## DIRECTIVE
Identify the lines in the data below that contain "this" and give only how many there are.

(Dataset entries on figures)
%%

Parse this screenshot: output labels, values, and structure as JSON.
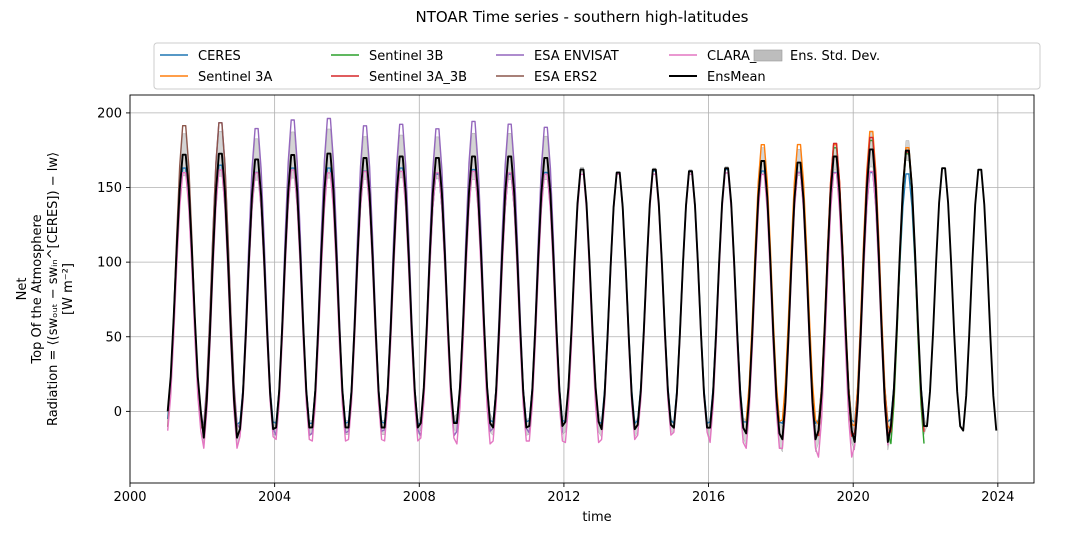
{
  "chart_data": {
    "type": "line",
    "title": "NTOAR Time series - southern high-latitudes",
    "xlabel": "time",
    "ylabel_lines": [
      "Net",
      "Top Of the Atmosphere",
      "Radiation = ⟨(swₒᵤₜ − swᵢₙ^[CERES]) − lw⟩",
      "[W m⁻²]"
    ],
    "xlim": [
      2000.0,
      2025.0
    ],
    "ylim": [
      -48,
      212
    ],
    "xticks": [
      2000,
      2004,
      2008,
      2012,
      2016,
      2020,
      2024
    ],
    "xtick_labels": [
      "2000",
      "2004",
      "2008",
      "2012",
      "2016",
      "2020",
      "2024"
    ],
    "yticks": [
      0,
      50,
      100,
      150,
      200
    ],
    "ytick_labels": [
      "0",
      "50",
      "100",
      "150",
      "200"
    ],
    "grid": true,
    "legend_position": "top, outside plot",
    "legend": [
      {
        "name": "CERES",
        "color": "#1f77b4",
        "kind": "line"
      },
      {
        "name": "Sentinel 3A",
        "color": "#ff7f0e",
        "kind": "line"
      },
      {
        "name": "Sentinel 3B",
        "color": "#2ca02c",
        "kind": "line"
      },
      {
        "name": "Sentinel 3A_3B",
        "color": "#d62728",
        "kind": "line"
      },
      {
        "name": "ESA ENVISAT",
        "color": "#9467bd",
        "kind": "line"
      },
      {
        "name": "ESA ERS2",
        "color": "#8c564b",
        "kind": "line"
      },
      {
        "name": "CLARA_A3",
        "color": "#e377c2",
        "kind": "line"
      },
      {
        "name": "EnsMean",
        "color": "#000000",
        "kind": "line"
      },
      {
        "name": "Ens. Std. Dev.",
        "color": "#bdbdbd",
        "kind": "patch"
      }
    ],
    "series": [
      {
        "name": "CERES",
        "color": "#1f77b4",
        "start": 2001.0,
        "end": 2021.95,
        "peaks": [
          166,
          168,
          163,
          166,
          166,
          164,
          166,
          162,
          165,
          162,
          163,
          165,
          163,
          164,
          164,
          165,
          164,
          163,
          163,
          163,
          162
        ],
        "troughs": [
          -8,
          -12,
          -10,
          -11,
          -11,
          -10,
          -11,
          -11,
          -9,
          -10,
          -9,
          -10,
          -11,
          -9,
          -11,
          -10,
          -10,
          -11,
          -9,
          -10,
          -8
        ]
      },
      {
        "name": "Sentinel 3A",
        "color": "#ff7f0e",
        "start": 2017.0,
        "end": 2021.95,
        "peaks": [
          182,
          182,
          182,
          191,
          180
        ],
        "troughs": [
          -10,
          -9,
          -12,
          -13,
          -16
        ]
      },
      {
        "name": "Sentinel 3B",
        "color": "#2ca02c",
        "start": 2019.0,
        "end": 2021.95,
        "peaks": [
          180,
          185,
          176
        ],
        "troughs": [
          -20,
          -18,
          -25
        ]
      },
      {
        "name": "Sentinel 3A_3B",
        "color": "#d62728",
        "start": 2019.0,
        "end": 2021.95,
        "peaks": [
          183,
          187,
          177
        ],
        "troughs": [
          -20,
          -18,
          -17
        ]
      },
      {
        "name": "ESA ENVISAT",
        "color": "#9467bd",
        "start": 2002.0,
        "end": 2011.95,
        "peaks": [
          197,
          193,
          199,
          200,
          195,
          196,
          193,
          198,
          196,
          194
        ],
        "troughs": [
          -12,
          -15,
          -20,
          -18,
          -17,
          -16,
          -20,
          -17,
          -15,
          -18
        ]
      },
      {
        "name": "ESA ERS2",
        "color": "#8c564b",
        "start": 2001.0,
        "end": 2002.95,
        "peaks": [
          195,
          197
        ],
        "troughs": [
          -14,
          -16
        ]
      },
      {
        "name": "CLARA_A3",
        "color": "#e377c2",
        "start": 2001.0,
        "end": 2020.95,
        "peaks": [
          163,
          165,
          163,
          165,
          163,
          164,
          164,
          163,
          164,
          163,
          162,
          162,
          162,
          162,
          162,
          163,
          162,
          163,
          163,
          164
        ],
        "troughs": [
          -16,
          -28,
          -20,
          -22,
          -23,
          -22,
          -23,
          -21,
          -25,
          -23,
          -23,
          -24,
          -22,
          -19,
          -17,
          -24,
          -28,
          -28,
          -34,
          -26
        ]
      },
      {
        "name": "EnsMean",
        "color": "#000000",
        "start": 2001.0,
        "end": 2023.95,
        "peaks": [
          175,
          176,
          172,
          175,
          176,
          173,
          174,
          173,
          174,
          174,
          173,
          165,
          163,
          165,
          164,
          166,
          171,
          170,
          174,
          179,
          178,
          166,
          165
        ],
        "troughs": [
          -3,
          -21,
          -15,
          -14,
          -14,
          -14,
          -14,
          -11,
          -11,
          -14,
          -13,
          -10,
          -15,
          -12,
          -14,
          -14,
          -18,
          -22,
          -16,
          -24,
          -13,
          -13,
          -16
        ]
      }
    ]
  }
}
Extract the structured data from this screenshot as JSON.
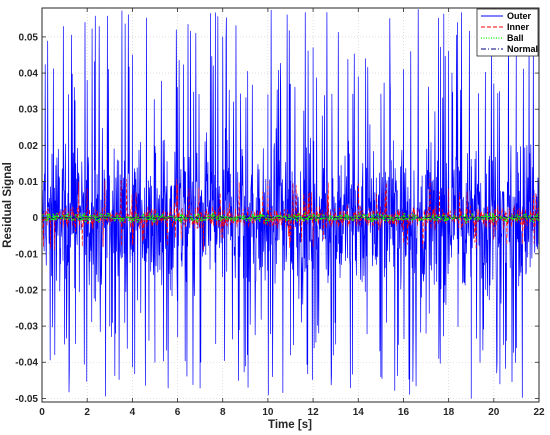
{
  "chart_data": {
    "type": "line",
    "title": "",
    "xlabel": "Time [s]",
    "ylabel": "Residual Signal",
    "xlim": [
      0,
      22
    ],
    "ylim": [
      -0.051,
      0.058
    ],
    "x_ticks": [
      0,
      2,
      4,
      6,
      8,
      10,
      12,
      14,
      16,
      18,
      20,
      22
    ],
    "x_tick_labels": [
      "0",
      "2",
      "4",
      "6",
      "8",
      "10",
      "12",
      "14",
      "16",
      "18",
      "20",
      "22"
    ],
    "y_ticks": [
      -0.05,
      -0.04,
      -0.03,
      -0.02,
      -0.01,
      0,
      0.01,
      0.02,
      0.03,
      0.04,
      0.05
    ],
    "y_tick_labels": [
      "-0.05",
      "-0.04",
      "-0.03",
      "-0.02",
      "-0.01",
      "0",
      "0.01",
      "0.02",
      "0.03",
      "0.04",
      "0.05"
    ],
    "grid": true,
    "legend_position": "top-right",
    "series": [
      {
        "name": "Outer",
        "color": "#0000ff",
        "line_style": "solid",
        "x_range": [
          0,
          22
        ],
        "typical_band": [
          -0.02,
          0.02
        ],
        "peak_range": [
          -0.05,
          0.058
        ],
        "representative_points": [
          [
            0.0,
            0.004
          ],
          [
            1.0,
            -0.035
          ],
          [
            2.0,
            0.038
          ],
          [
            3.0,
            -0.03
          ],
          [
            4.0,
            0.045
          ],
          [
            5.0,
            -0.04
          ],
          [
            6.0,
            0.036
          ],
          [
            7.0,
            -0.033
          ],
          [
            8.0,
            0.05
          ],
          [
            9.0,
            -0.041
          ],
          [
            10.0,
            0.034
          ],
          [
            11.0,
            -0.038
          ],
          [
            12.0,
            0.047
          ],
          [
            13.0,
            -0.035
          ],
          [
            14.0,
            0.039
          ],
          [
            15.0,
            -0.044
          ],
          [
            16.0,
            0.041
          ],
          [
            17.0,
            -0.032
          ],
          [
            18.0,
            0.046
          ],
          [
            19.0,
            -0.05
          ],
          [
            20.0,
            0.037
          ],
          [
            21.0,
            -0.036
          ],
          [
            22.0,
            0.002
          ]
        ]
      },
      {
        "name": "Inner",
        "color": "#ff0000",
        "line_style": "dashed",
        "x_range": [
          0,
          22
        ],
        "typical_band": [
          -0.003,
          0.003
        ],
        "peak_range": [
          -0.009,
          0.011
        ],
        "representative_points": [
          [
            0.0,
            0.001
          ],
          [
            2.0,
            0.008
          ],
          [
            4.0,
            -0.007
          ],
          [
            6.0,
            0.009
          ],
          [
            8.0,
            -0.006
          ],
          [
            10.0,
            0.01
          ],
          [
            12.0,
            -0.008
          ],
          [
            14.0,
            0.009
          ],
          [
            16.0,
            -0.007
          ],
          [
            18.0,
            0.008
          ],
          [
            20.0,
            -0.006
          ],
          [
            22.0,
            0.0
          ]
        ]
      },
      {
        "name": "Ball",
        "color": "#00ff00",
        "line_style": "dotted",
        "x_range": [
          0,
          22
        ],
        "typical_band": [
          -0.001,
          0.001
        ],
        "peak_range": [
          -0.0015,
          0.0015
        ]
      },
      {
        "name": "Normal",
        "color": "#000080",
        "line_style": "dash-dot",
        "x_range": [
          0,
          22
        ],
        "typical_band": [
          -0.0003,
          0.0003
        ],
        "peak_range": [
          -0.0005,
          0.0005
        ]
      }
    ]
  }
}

%%

## FINISHED ANSWER
2